SET TASK
Below are some records: retype them all exactly, but not the pictures.

DATA SUPPLIED
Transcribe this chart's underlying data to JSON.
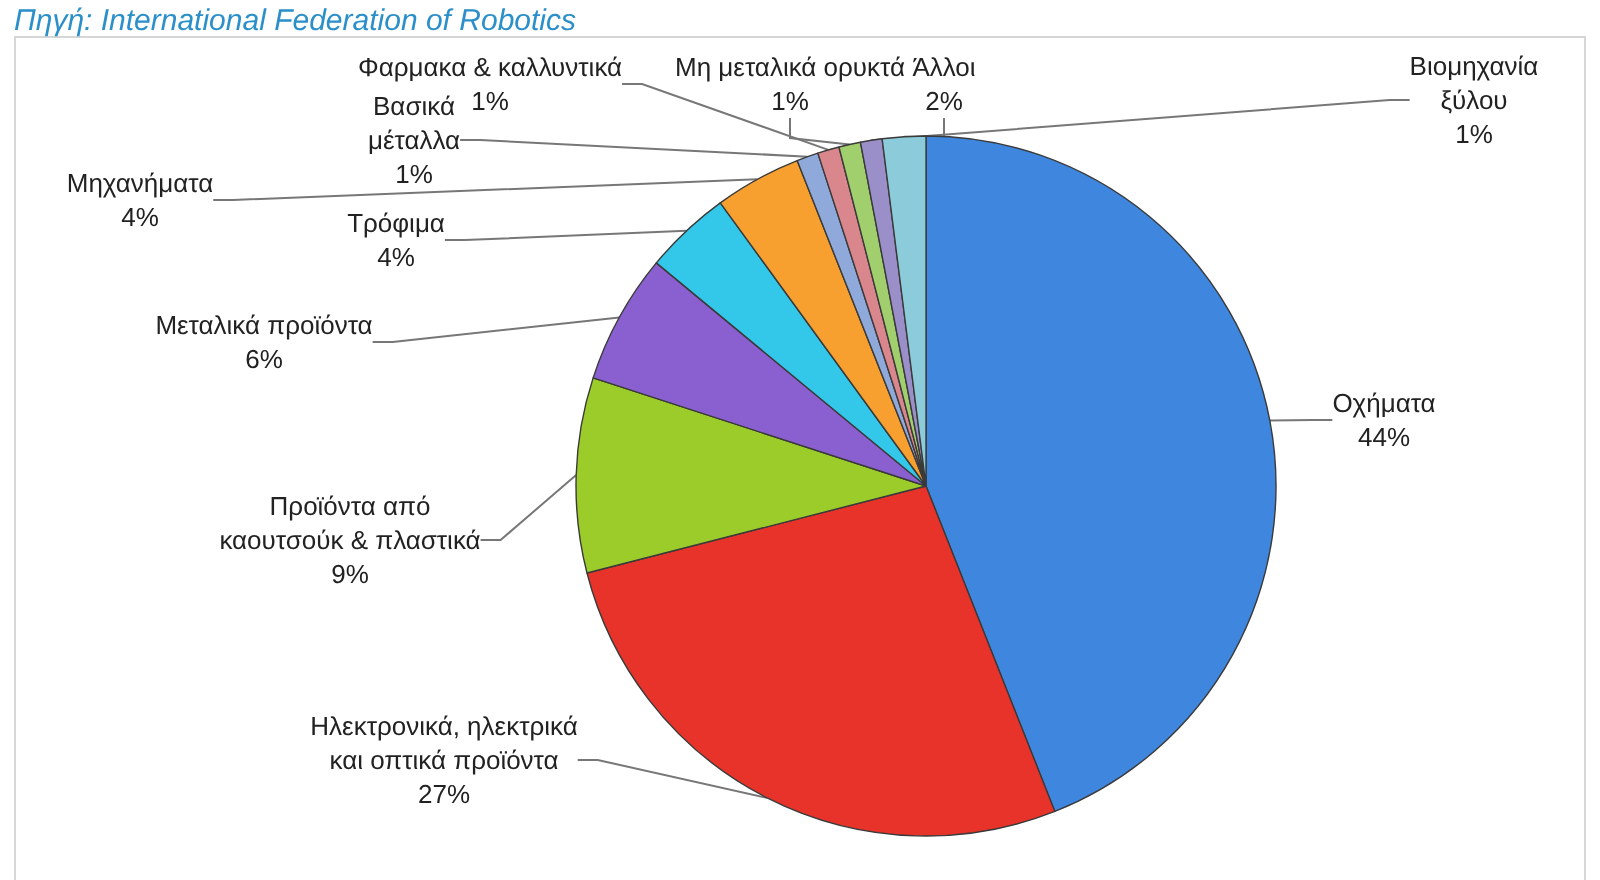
{
  "chart_data": {
    "type": "pie",
    "annotations": [
      "Πηγή: International Federation of Robotics"
    ],
    "categories": [
      "Οχήματα",
      "Ηλεκτρονικά, ηλεκτρικά και οπτικά προϊόντα",
      "Προϊόντα από καουτσούκ & πλαστικά",
      "Μεταλικά προϊόντα",
      "Τρόφιμα",
      "Μηχανήματα",
      "Βασικά μέταλλα",
      "Φαρμακα & καλλυντικά",
      "Μη μεταλικά ορυκτά",
      "Βιομηχανία ξύλου",
      "Άλλοι"
    ],
    "values": [
      44,
      27,
      9,
      6,
      4,
      4,
      1,
      1,
      1,
      1,
      2
    ],
    "value_labels": [
      "44%",
      "27%",
      "9%",
      "6%",
      "4%",
      "4%",
      "1%",
      "1%",
      "1%",
      "1%",
      "2%"
    ],
    "colors": [
      "#3f87de",
      "#e8332b",
      "#9ccc2a",
      "#8a5fd0",
      "#33c8ea",
      "#f7a030",
      "#8fa9da",
      "#d9868c",
      "#a2cf6e",
      "#9a8fc9",
      "#8ccbd9"
    ]
  }
}
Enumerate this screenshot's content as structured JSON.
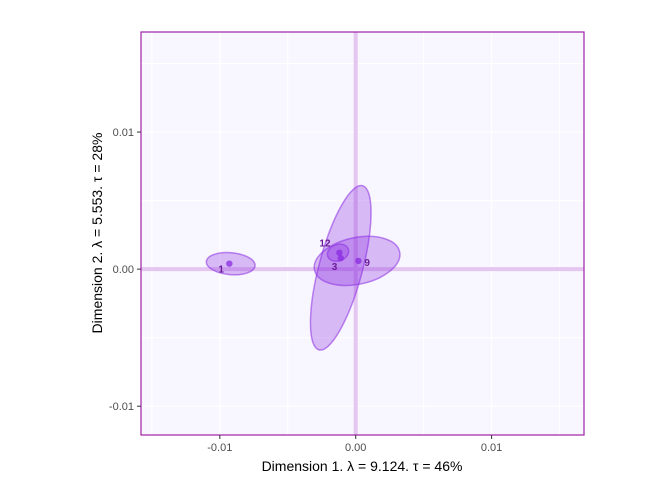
{
  "chart_data": {
    "type": "scatter",
    "title": "",
    "xlabel": "Dimension 1.   λ = 9.124.  τ = 46%",
    "ylabel": "Dimension 2.   λ = 5.553.  τ = 28%",
    "xlim": [
      -0.0158,
      0.0168
    ],
    "ylim": [
      -0.0121,
      0.0173
    ],
    "x_ticks": [
      -0.01,
      0.0,
      0.01
    ],
    "y_ticks": [
      -0.01,
      0.0,
      0.01
    ],
    "x_tick_labels": [
      "-0.01",
      "0.00",
      "0.01"
    ],
    "y_tick_labels": [
      "-0.01",
      "0.00",
      "0.01"
    ],
    "grid": true,
    "points": [
      {
        "label": "1",
        "x": -0.0093,
        "y": 0.0004,
        "ellipse": {
          "cx": -0.0092,
          "cy": 0.0004,
          "rx": 0.0018,
          "ry": 0.0008,
          "angle": -5
        }
      },
      {
        "label": "12",
        "x": -0.0012,
        "y": 0.0012,
        "ellipse": {
          "cx": -0.0013,
          "cy": 0.0012,
          "rx": 0.0008,
          "ry": 0.0006,
          "angle": 20
        }
      },
      {
        "label": "3",
        "x": -0.0011,
        "y": 0.0008,
        "ellipse": {
          "cx": -0.0011,
          "cy": 0.0001,
          "rx": 0.0062,
          "ry": 0.0016,
          "angle": 75
        }
      },
      {
        "label": "9",
        "x": 0.0002,
        "y": 0.0006,
        "ellipse": {
          "cx": 0.0001,
          "cy": 0.0006,
          "rx": 0.0032,
          "ry": 0.0017,
          "angle": 12
        }
      }
    ],
    "colors": {
      "panel_bg": "#f8f6fe",
      "panel_border": "#a020a8",
      "grid": "#ffffff",
      "zero_line": "#e4c6f0",
      "ellipse_fill": "#8a2be2",
      "ellipse_stroke": "#8a2be2",
      "point": "#8a2be2",
      "label": "#6a1b9a"
    }
  }
}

CORRECT RESPONSE
Transcribe this chart's underlying data to JSON.
{
  "chart_data": {
    "type": "pie",
    "annotations": [
      "Πηγή: International Federation of Robotics"
    ],
    "categories": [
      "Οχήματα",
      "Ηλεκτρονικά, ηλεκτρικά και οπτικά προϊόντα",
      "Προϊόντα από καουτσούκ & πλαστικά",
      "Μεταλικά προϊόντα",
      "Τρόφιμα",
      "Μηχανήματα",
      "Βασικά μέταλλα",
      "Φαρμακα & καλλυντικά",
      "Μη μεταλικά ορυκτά",
      "Βιομηχανία ξύλου",
      "Άλλοι"
    ],
    "values": [
      44,
      27,
      9,
      6,
      4,
      4,
      1,
      1,
      1,
      1,
      2
    ],
    "value_labels": [
      "44%",
      "27%",
      "9%",
      "6%",
      "4%",
      "4%",
      "1%",
      "1%",
      "1%",
      "1%",
      "2%"
    ],
    "colors": [
      "#3f87de",
      "#e8332b",
      "#9ccc2a",
      "#8a5fd0",
      "#33c8ea",
      "#f7a030",
      "#8fa9da",
      "#d9868c",
      "#a2cf6e",
      "#9a8fc9",
      "#8ccbd9"
    ]
  }
}
Enumerate this screenshot's content as structured JSON.
{
  "chart_data": {
    "type": "scatter",
    "title": "",
    "xlabel": "Dimension 1.   λ = 9.124.  τ = 46%",
    "ylabel": "Dimension 2.   λ = 5.553.  τ = 28%",
    "xlim": [
      -0.0158,
      0.0168
    ],
    "ylim": [
      -0.0121,
      0.0173
    ],
    "x_ticks": [
      -0.01,
      0.0,
      0.01
    ],
    "y_ticks": [
      -0.01,
      0.0,
      0.01
    ],
    "x_tick_labels": [
      "-0.01",
      "0.00",
      "0.01"
    ],
    "y_tick_labels": [
      "-0.01",
      "0.00",
      "0.01"
    ],
    "grid": true,
    "points": [
      {
        "label": "1",
        "x": -0.0093,
        "y": 0.0004,
        "ellipse": {
          "cx": -0.0092,
          "cy": 0.0004,
          "rx": 0.0018,
          "ry": 0.0008,
          "angle": -5
        }
      },
      {
        "label": "12",
        "x": -0.0012,
        "y": 0.0012,
        "ellipse": {
          "cx": -0.0013,
          "cy": 0.0012,
          "rx": 0.0008,
          "ry": 0.0006,
          "angle": 20
        }
      },
      {
        "label": "3",
        "x": -0.0011,
        "y": 0.0008,
        "ellipse": {
          "cx": -0.0011,
          "cy": 0.0001,
          "rx": 0.0062,
          "ry": 0.0016,
          "angle": 75
        }
      },
      {
        "label": "9",
        "x": 0.0002,
        "y": 0.0006,
        "ellipse": {
          "cx": 0.0001,
          "cy": 0.0006,
          "rx": 0.0032,
          "ry": 0.0017,
          "angle": 12
        }
      }
    ],
    "colors": {
      "panel_bg": "#f8f6fe",
      "panel_border": "#a020a8",
      "grid": "#ffffff",
      "zero_line": "#e4c6f0",
      "ellipse_fill": "#8a2be2",
      "ellipse_stroke": "#8a2be2",
      "point": "#8a2be2",
      "label": "#6a1b9a"
    }
  }
}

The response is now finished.